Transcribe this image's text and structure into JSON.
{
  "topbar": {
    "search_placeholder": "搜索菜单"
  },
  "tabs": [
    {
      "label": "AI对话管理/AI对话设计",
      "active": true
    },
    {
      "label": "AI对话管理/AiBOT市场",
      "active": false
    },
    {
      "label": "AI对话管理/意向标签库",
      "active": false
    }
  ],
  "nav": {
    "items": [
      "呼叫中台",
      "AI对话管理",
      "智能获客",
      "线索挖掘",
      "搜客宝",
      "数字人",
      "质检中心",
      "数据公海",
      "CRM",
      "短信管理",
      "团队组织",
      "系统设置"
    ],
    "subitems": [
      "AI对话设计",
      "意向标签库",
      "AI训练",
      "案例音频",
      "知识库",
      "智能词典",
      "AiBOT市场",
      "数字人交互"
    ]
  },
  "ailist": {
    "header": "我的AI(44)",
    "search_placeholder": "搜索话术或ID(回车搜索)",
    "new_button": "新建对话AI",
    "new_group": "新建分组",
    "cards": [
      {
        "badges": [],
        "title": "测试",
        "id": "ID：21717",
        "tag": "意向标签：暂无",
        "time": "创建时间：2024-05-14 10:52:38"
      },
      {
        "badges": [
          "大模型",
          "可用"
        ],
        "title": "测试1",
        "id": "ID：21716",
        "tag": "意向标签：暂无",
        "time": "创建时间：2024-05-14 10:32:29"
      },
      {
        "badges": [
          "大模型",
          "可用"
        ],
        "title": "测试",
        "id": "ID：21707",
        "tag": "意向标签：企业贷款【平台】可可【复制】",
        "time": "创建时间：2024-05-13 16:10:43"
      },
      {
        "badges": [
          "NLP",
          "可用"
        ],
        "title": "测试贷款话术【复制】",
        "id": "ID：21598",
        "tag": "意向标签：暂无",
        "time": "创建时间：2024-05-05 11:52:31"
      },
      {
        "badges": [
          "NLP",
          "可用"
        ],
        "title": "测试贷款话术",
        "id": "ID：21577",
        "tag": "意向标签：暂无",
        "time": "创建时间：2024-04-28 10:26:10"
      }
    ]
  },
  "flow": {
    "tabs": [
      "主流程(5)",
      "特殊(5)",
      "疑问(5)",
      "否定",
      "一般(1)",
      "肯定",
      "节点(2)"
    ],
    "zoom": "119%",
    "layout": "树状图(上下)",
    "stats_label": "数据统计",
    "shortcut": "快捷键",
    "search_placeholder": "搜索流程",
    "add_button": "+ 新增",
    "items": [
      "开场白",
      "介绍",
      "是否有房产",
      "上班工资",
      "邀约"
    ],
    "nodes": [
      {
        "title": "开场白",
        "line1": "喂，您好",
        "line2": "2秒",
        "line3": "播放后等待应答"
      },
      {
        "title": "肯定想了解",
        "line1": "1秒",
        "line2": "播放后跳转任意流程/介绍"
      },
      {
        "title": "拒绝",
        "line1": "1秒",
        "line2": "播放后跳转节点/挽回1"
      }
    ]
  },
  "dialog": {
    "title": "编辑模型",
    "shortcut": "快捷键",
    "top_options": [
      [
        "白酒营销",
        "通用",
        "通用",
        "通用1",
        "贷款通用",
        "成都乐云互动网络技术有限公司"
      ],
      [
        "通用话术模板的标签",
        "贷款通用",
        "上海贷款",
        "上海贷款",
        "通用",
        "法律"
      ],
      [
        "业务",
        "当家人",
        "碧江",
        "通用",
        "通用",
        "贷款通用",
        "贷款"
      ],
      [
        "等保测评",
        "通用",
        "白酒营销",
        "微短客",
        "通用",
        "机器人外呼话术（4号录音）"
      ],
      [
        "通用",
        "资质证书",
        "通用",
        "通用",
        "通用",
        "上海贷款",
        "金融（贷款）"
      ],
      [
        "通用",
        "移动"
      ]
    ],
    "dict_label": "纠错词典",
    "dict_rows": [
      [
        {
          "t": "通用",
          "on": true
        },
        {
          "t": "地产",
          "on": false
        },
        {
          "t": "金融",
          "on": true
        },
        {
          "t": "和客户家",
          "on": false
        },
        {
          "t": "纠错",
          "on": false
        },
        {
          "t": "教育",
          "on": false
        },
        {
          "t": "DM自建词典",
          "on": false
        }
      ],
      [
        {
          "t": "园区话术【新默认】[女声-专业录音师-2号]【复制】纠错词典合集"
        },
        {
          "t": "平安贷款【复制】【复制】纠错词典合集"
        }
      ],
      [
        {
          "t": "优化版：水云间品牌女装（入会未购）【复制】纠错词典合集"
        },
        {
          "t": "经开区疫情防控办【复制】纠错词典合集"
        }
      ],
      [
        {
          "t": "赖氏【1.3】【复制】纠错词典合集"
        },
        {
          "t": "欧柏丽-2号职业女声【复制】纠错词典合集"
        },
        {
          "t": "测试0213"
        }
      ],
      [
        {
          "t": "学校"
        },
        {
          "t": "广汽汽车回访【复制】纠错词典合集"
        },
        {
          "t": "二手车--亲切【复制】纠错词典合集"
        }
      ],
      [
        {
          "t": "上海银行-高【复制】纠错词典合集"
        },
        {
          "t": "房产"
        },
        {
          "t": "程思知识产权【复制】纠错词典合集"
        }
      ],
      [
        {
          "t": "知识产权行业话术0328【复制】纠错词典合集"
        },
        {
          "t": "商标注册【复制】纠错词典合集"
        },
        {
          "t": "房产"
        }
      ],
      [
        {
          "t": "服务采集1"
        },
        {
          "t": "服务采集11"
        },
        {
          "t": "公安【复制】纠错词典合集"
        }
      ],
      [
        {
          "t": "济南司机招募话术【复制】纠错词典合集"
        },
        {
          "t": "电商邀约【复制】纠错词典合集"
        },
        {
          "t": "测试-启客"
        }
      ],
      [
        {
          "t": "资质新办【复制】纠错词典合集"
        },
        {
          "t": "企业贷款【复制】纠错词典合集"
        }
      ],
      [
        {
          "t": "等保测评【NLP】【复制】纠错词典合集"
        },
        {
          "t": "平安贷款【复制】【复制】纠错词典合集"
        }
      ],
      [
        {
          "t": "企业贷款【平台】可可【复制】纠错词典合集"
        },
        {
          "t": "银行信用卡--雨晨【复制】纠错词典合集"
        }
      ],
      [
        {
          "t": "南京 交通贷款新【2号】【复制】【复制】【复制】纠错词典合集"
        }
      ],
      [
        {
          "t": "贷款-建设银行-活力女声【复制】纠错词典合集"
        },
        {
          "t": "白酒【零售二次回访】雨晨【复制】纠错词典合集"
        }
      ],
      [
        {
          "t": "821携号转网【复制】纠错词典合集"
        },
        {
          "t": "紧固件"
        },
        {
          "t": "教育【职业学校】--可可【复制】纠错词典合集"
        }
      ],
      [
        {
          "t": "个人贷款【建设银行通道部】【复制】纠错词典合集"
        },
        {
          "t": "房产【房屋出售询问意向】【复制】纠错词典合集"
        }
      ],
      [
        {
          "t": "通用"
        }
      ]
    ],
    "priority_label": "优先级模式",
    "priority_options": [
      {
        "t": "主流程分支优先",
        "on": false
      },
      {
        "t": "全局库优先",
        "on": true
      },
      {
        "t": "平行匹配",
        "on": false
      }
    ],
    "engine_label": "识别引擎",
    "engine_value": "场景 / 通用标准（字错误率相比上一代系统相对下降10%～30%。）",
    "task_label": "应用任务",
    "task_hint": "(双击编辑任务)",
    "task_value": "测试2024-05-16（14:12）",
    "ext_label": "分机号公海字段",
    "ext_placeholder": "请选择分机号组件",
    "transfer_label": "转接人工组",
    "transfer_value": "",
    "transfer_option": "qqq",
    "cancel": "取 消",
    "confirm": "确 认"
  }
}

## Problem requirements
Would you give the material above again, complete and exact?

## Reply to the task
Transcribe this image's text and structure into JSON.
{
  "topbar": {
    "search_placeholder": "搜索菜单"
  },
  "tabs": [
    {
      "label": "AI对话管理/AI对话设计",
      "active": true
    },
    {
      "label": "AI对话管理/AiBOT市场",
      "active": false
    },
    {
      "label": "AI对话管理/意向标签库",
      "active": false
    }
  ],
  "nav": {
    "items": [
      "呼叫中台",
      "AI对话管理",
      "智能获客",
      "线索挖掘",
      "搜客宝",
      "数字人",
      "质检中心",
      "数据公海",
      "CRM",
      "短信管理",
      "团队组织",
      "系统设置"
    ],
    "subitems": [
      "AI对话设计",
      "意向标签库",
      "AI训练",
      "案例音频",
      "知识库",
      "智能词典",
      "AiBOT市场",
      "数字人交互"
    ]
  },
  "ailist": {
    "header": "我的AI(44)",
    "search_placeholder": "搜索话术或ID(回车搜索)",
    "new_button": "新建对话AI",
    "new_group": "新建分组",
    "cards": [
      {
        "badges": [],
        "title": "测试",
        "id": "ID：21717",
        "tag": "意向标签：暂无",
        "time": "创建时间：2024-05-14 10:52:38"
      },
      {
        "badges": [
          "大模型",
          "可用"
        ],
        "title": "测试1",
        "id": "ID：21716",
        "tag": "意向标签：暂无",
        "time": "创建时间：2024-05-14 10:32:29"
      },
      {
        "badges": [
          "大模型",
          "可用"
        ],
        "title": "测试",
        "id": "ID：21707",
        "tag": "意向标签：企业贷款【平台】可可【复制】",
        "time": "创建时间：2024-05-13 16:10:43"
      },
      {
        "badges": [
          "NLP",
          "可用"
        ],
        "title": "测试贷款话术【复制】",
        "id": "ID：21598",
        "tag": "意向标签：暂无",
        "time": "创建时间：2024-05-05 11:52:31"
      },
      {
        "badges": [
          "NLP",
          "可用"
        ],
        "title": "测试贷款话术",
        "id": "ID：21577",
        "tag": "意向标签：暂无",
        "time": "创建时间：2024-04-28 10:26:10"
      }
    ]
  },
  "flow": {
    "tabs": [
      "主流程(5)",
      "特殊(5)",
      "疑问(5)",
      "否定",
      "一般(1)",
      "肯定",
      "节点(2)"
    ],
    "zoom": "119%",
    "layout": "树状图(上下)",
    "stats_label": "数据统计",
    "shortcut": "快捷键",
    "search_placeholder": "搜索流程",
    "add_button": "+ 新增",
    "items": [
      "开场白",
      "介绍",
      "是否有房产",
      "上班工资",
      "邀约"
    ],
    "nodes": [
      {
        "title": "开场白",
        "line1": "喂，您好",
        "line2": "2秒",
        "line3": "播放后等待应答"
      },
      {
        "title": "肯定想了解",
        "line1": "1秒",
        "line2": "播放后跳转任意流程/介绍"
      },
      {
        "title": "拒绝",
        "line1": "1秒",
        "line2": "播放后跳转节点/挽回1"
      }
    ]
  },
  "dialog": {
    "title": "编辑模型",
    "shortcut": "快捷键",
    "top_options": [
      [
        "白酒营销",
        "通用",
        "通用",
        "通用1",
        "贷款通用",
        "成都乐云互动网络技术有限公司"
      ],
      [
        "通用话术模板的标签",
        "贷款通用",
        "上海贷款",
        "上海贷款",
        "通用",
        "法律"
      ],
      [
        "业务",
        "当家人",
        "碧江",
        "通用",
        "通用",
        "贷款通用",
        "贷款"
      ],
      [
        "等保测评",
        "通用",
        "白酒营销",
        "微短客",
        "通用",
        "机器人外呼话术（4号录音）"
      ],
      [
        "通用",
        "资质证书",
        "通用",
        "通用",
        "通用",
        "上海贷款",
        "金融（贷款）"
      ],
      [
        "通用",
        "移动"
      ]
    ],
    "dict_label": "纠错词典",
    "dict_rows": [
      [
        {
          "t": "通用",
          "on": true
        },
        {
          "t": "地产",
          "on": false
        },
        {
          "t": "金融",
          "on": true
        },
        {
          "t": "和客户家",
          "on": false
        },
        {
          "t": "纠错",
          "on": false
        },
        {
          "t": "教育",
          "on": false
        },
        {
          "t": "DM自建词典",
          "on": false
        }
      ],
      [
        {
          "t": "园区话术【新默认】[女声-专业录音师-2号]【复制】纠错词典合集"
        },
        {
          "t": "平安贷款【复制】【复制】纠错词典合集"
        }
      ],
      [
        {
          "t": "优化版：水云间品牌女装（入会未购）【复制】纠错词典合集"
        },
        {
          "t": "经开区疫情防控办【复制】纠错词典合集"
        }
      ],
      [
        {
          "t": "赖氏【1.3】【复制】纠错词典合集"
        },
        {
          "t": "欧柏丽-2号职业女声【复制】纠错词典合集"
        },
        {
          "t": "测试0213"
        }
      ],
      [
        {
          "t": "学校"
        },
        {
          "t": "广汽汽车回访【复制】纠错词典合集"
        },
        {
          "t": "二手车--亲切【复制】纠错词典合集"
        }
      ],
      [
        {
          "t": "上海银行-高【复制】纠错词典合集"
        },
        {
          "t": "房产"
        },
        {
          "t": "程思知识产权【复制】纠错词典合集"
        }
      ],
      [
        {
          "t": "知识产权行业话术0328【复制】纠错词典合集"
        },
        {
          "t": "商标注册【复制】纠错词典合集"
        },
        {
          "t": "房产"
        }
      ],
      [
        {
          "t": "服务采集1"
        },
        {
          "t": "服务采集11"
        },
        {
          "t": "公安【复制】纠错词典合集"
        }
      ],
      [
        {
          "t": "济南司机招募话术【复制】纠错词典合集"
        },
        {
          "t": "电商邀约【复制】纠错词典合集"
        },
        {
          "t": "测试-启客"
        }
      ],
      [
        {
          "t": "资质新办【复制】纠错词典合集"
        },
        {
          "t": "企业贷款【复制】纠错词典合集"
        }
      ],
      [
        {
          "t": "等保测评【NLP】【复制】纠错词典合集"
        },
        {
          "t": "平安贷款【复制】【复制】纠错词典合集"
        }
      ],
      [
        {
          "t": "企业贷款【平台】可可【复制】纠错词典合集"
        },
        {
          "t": "银行信用卡--雨晨【复制】纠错词典合集"
        }
      ],
      [
        {
          "t": "南京 交通贷款新【2号】【复制】【复制】【复制】纠错词典合集"
        }
      ],
      [
        {
          "t": "贷款-建设银行-活力女声【复制】纠错词典合集"
        },
        {
          "t": "白酒【零售二次回访】雨晨【复制】纠错词典合集"
        }
      ],
      [
        {
          "t": "821携号转网【复制】纠错词典合集"
        },
        {
          "t": "紧固件"
        },
        {
          "t": "教育【职业学校】--可可【复制】纠错词典合集"
        }
      ],
      [
        {
          "t": "个人贷款【建设银行通道部】【复制】纠错词典合集"
        },
        {
          "t": "房产【房屋出售询问意向】【复制】纠错词典合集"
        }
      ],
      [
        {
          "t": "通用"
        }
      ]
    ],
    "priority_label": "优先级模式",
    "priority_options": [
      {
        "t": "主流程分支优先",
        "on": false
      },
      {
        "t": "全局库优先",
        "on": true
      },
      {
        "t": "平行匹配",
        "on": false
      }
    ],
    "engine_label": "识别引擎",
    "engine_value": "场景 / 通用标准（字错误率相比上一代系统相对下降10%～30%。）",
    "task_label": "应用任务",
    "task_hint": "(双击编辑任务)",
    "task_value": "测试2024-05-16（14:12）",
    "ext_label": "分机号公海字段",
    "ext_placeholder": "请选择分机号组件",
    "transfer_label": "转接人工组",
    "transfer_value": "",
    "transfer_option": "qqq",
    "cancel": "取 消",
    "confirm": "确 认"
  }
}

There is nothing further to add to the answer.